Search the records below for the string "Total" and copy each line where it turns up.
►
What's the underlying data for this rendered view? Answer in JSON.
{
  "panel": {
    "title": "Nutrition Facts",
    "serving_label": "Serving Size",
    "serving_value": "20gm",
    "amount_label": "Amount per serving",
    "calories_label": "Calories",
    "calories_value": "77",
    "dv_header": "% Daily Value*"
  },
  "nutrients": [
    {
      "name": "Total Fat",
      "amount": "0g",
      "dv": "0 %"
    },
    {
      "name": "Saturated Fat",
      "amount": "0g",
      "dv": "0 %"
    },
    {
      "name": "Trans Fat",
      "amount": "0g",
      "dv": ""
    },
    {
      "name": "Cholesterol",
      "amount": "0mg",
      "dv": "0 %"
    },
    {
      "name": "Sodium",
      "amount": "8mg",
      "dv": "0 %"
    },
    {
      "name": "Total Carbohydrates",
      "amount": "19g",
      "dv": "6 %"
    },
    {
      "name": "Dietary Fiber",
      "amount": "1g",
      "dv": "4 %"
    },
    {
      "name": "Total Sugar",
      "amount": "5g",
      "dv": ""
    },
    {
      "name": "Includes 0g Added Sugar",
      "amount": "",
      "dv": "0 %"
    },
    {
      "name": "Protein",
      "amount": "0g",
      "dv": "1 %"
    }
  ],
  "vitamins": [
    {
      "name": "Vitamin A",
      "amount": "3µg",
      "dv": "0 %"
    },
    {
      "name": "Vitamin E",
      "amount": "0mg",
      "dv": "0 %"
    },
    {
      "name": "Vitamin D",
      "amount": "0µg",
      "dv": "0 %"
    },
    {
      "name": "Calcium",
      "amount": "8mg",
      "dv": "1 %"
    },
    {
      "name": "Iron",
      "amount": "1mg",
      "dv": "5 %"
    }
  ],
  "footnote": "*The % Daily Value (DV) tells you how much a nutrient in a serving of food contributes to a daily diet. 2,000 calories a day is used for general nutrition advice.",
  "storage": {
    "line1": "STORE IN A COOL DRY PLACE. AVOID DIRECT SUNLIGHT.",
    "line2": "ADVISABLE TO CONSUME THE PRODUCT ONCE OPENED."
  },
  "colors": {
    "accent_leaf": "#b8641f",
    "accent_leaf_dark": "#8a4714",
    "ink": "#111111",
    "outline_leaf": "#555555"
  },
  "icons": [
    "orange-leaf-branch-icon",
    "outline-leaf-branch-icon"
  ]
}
◄
# Problem solution
      "name": "Total Fat",
      "name": "Total Carbohydrates",
      "name": "Total Sugar",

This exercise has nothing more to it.